Exercise instructions
Repeat each line exactly as it is written.

===== Source data

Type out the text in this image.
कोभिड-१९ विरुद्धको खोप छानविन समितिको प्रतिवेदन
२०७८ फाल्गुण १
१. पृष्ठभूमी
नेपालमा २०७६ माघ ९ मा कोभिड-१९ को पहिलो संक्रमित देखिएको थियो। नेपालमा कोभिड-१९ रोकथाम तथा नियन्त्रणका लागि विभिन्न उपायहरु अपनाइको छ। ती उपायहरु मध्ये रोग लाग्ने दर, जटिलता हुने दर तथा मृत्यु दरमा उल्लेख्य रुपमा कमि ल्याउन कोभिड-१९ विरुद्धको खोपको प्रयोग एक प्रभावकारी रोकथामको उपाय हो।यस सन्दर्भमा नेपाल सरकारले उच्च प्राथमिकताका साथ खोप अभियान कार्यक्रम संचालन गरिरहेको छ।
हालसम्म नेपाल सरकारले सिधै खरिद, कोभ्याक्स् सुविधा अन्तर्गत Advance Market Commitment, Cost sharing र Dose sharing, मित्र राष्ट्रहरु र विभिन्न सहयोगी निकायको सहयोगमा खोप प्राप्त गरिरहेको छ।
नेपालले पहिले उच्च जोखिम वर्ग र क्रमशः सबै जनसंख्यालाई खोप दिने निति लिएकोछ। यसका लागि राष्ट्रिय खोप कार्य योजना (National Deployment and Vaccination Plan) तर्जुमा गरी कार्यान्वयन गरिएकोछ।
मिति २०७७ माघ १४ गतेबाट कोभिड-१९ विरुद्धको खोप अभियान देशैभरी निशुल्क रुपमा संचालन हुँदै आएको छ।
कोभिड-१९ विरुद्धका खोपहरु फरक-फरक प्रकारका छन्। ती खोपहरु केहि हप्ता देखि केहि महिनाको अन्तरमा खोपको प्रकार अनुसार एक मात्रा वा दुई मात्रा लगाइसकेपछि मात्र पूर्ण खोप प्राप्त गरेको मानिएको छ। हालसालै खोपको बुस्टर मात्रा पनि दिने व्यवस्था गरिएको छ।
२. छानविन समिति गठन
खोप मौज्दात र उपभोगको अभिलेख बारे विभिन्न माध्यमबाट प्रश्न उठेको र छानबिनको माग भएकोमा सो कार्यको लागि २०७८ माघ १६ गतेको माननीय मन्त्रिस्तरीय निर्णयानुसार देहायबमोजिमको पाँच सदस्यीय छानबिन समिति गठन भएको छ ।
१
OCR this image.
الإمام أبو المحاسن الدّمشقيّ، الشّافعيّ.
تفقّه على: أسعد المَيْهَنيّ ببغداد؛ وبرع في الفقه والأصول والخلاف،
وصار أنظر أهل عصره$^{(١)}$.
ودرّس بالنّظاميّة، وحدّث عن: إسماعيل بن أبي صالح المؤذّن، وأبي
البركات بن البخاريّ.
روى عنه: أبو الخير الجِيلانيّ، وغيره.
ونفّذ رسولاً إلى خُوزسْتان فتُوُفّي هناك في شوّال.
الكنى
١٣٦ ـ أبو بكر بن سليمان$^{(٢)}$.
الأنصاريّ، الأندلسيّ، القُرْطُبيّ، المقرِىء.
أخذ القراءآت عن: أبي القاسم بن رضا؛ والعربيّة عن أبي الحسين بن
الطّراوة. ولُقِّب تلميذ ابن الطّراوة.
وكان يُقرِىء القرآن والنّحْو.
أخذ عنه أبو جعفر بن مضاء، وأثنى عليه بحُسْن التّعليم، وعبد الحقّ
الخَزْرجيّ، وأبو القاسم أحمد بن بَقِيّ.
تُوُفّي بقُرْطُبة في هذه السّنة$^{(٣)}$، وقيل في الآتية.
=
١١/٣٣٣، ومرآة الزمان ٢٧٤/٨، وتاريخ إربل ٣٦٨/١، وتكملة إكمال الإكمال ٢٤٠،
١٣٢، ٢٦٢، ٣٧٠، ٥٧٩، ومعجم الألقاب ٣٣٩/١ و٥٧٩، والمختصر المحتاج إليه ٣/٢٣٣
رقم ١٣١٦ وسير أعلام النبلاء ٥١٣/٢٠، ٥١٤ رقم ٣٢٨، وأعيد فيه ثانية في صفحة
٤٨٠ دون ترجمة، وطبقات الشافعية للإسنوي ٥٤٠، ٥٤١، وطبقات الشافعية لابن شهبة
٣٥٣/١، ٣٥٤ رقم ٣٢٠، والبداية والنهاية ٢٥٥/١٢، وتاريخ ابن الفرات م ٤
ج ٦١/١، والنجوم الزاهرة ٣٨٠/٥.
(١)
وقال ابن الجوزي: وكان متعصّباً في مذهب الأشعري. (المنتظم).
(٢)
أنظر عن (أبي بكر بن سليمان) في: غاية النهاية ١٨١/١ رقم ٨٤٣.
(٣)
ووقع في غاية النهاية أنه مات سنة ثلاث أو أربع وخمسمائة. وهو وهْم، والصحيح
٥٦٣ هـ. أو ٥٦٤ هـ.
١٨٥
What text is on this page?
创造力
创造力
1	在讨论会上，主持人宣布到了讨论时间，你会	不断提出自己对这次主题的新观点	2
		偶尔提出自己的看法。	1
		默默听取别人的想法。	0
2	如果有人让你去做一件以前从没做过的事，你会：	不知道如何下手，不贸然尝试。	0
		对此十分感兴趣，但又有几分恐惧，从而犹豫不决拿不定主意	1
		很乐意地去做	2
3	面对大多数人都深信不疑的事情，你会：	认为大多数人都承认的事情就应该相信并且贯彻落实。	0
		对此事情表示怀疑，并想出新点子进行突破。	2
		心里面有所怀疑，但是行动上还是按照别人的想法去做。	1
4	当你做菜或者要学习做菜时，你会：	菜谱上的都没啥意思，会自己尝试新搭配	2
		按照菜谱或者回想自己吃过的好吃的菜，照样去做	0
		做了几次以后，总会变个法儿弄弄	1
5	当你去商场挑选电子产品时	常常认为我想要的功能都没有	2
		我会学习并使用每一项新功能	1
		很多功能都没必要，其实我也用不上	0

==========

Answer below
Type out the text in this image.
कोभिड-१९ विरुद्धको खोप छानविन समितिको प्रतिवेदन
२०७८ फाल्गुण १
१. पृष्ठभूमी
नेपालमा २०७६ माघ ९ मा कोभिड-१९ को पहिलो संक्रमित देखिएको थियो। नेपालमा कोभिड-१९ रोकथाम तथा नियन्त्रणका लागि विभिन्न उपायहरु अपनाइको छ। ती उपायहरु मध्ये रोग लाग्ने दर, जटिलता हुने दर तथा मृत्यु दरमा उल्लेख्य रुपमा कमि ल्याउन कोभिड-१९ विरुद्धको खोपको प्रयोग एक प्रभावकारी रोकथामको उपाय हो।यस सन्दर्भमा नेपाल सरकारले उच्च प्राथमिकताका साथ खोप अभियान कार्यक्रम संचालन गरिरहेको छ।
हालसम्म नेपाल सरकारले सिधै खरिद, कोभ्याक्स् सुविधा अन्तर्गत Advance Market Commitment, Cost sharing र Dose sharing, मित्र राष्ट्रहरु र विभिन्न सहयोगी निकायको सहयोगमा खोप प्राप्त गरिरहेको छ।
नेपालले पहिले उच्च जोखिम वर्ग र क्रमशः सबै जनसंख्यालाई खोप दिने निति लिएकोछ। यसका लागि राष्ट्रिय खोप कार्य योजना (National Deployment and Vaccination Plan) तर्जुमा गरी कार्यान्वयन गरिएकोछ।
मिति २०७७ माघ १४ गतेबाट कोभिड-१९ विरुद्धको खोप अभियान देशैभरी निशुल्क रुपमा संचालन हुँदै आएको छ।
कोभिड-१९ विरुद्धका खोपहरु फरक-फरक प्रकारका छन्। ती खोपहरु केहि हप्ता देखि केहि महिनाको अन्तरमा खोपको प्रकार अनुसार एक मात्रा वा दुई मात्रा लगाइसकेपछि मात्र पूर्ण खोप प्राप्त गरेको मानिएको छ। हालसालै खोपको बुस्टर मात्रा पनि दिने व्यवस्था गरिएको छ।
२. छानविन समिति गठन
खोप मौज्दात र उपभोगको अभिलेख बारे विभिन्न माध्यमबाट प्रश्न उठेको र छानबिनको माग भएकोमा सो कार्यको लागि २०७८ माघ १६ गतेको माननीय मन्त्रिस्तरीय निर्णयानुसार देहायबमोजिमको पाँच सदस्यीय छानबिन समिति गठन भएको छ ।
१
OCR this image.
الإمام أبو المحاسن الدّمشقيّ، الشّافعيّ.
تفقّه على: أسعد المَيْهَنيّ ببغداد؛ وبرع في الفقه والأصول والخلاف،
وصار أنظر أهل عصره$^{(١)}$.
ودرّس بالنّظاميّة، وحدّث عن: إسماعيل بن أبي صالح المؤذّن، وأبي
البركات بن البخاريّ.
روى عنه: أبو الخير الجِيلانيّ، وغيره.
ونفّذ رسولاً إلى خُوزسْتان فتُوُفّي هناك في شوّال.
الكنى
١٣٦ ـ أبو بكر بن سليمان$^{(٢)}$.
الأنصاريّ، الأندلسيّ، القُرْطُبيّ، المقرِىء.
أخذ القراءآت عن: أبي القاسم بن رضا؛ والعربيّة عن أبي الحسين بن
الطّراوة. ولُقِّب تلميذ ابن الطّراوة.
وكان يُقرِىء القرآن والنّحْو.
أخذ عنه أبو جعفر بن مضاء، وأثنى عليه بحُسْن التّعليم، وعبد الحقّ
الخَزْرجيّ، وأبو القاسم أحمد بن بَقِيّ.
تُوُفّي بقُرْطُبة في هذه السّنة$^{(٣)}$، وقيل في الآتية.
=
١١/٣٣٣، ومرآة الزمان ٢٧٤/٨، وتاريخ إربل ٣٦٨/١، وتكملة إكمال الإكمال ٢٤٠،
١٣٢، ٢٦٢، ٣٧٠، ٥٧٩، ومعجم الألقاب ٣٣٩/١ و٥٧٩، والمختصر المحتاج إليه ٣/٢٣٣
رقم ١٣١٦ وسير أعلام النبلاء ٥١٣/٢٠، ٥١٤ رقم ٣٢٨، وأعيد فيه ثانية في صفحة
٤٨٠ دون ترجمة، وطبقات الشافعية للإسنوي ٥٤٠، ٥٤١، وطبقات الشافعية لابن شهبة
٣٥٣/١، ٣٥٤ رقم ٣٢٠، والبداية والنهاية ٢٥٥/١٢، وتاريخ ابن الفرات م ٤
ج ٦١/١، والنجوم الزاهرة ٣٨٠/٥.
(١)
وقال ابن الجوزي: وكان متعصّباً في مذهب الأشعري. (المنتظم).
(٢)
أنظر عن (أبي بكر بن سليمان) في: غاية النهاية ١٨١/١ رقم ٨٤٣.
(٣)
ووقع في غاية النهاية أنه مات سنة ثلاث أو أربع وخمسمائة. وهو وهْم، والصحيح
٥٦٣ هـ. أو ٥٦٤ هـ.
١٨٥
What text is on this page?
创造力
创造力
1	在讨论会上，主持人宣布到了讨论时间，你会	不断提出自己对这次主题的新观点	2
		偶尔提出自己的看法。	1
		默默听取别人的想法。	0
2	如果有人让你去做一件以前从没做过的事，你会：	不知道如何下手，不贸然尝试。	0
		对此十分感兴趣，但又有几分恐惧，从而犹豫不决拿不定主意	1
		很乐意地去做	2
3	面对大多数人都深信不疑的事情，你会：	认为大多数人都承认的事情就应该相信并且贯彻落实。	0
		对此事情表示怀疑，并想出新点子进行突破。	2
		心里面有所怀疑，但是行动上还是按照别人的想法去做。	1
4	当你做菜或者要学习做菜时，你会：	菜谱上的都没啥意思，会自己尝试新搭配	2
		按照菜谱或者回想自己吃过的好吃的菜，照样去做	0
		做了几次以后，总会变个法儿弄弄	1
5	当你去商场挑选电子产品时	常常认为我想要的功能都没有	2
		我会学习并使用每一项新功能	1
		很多功能都没必要，其实我也用不上	0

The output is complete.